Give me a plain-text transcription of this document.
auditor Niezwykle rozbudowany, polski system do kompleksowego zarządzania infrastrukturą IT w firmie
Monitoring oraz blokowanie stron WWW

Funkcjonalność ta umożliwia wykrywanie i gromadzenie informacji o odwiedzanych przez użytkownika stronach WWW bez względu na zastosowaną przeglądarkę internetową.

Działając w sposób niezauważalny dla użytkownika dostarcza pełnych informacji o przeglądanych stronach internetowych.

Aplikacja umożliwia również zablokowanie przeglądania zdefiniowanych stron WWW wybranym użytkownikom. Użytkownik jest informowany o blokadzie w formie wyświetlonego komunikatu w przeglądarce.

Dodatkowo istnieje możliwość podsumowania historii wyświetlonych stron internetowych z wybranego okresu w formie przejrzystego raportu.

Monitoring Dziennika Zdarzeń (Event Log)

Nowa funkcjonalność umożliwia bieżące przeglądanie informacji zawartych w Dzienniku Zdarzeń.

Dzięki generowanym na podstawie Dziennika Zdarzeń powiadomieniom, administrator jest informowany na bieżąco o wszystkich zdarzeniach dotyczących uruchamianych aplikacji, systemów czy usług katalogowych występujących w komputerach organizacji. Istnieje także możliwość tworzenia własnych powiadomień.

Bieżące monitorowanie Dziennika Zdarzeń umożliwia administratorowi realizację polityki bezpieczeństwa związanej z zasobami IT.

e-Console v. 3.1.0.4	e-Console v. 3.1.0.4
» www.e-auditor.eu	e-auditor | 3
····················
◆ Task description ◆
Print the whole listing again, exactly.

◆ Response to the task ◆
Give me a plain-text transcription of this document.
auditor Niezwykle rozbudowany, polski system do kompleksowego zarządzania infrastrukturą IT w firmie
Monitoring oraz blokowanie stron WWW

Funkcjonalność ta umożliwia wykrywanie i gromadzenie informacji o odwiedzanych przez użytkownika stronach WWW bez względu na zastosowaną przeglądarkę internetową.

Działając w sposób niezauważalny dla użytkownika dostarcza pełnych informacji o przeglądanych stronach internetowych.

Aplikacja umożliwia również zablokowanie przeglądania zdefiniowanych stron WWW wybranym użytkownikom. Użytkownik jest informowany o blokadzie w formie wyświetlonego komunikatu w przeglądarce.

Dodatkowo istnieje możliwość podsumowania historii wyświetlonych stron internetowych z wybranego okresu w formie przejrzystego raportu.

Monitoring Dziennika Zdarzeń (Event Log)

Nowa funkcjonalność umożliwia bieżące przeglądanie informacji zawartych w Dzienniku Zdarzeń.

Dzięki generowanym na podstawie Dziennika Zdarzeń powiadomieniom, administrator jest informowany na bieżąco o wszystkich zdarzeniach dotyczących uruchamianych aplikacji, systemów czy usług katalogowych występujących w komputerach organizacji. Istnieje także możliwość tworzenia własnych powiadomień.

Bieżące monitorowanie Dziennika Zdarzeń umożliwia administratorowi realizację polityki bezpieczeństwa związanej z zasobami IT.

e-Console v. 3.1.0.4	e-Console v. 3.1.0.4
» www.e-auditor.eu	e-auditor | 3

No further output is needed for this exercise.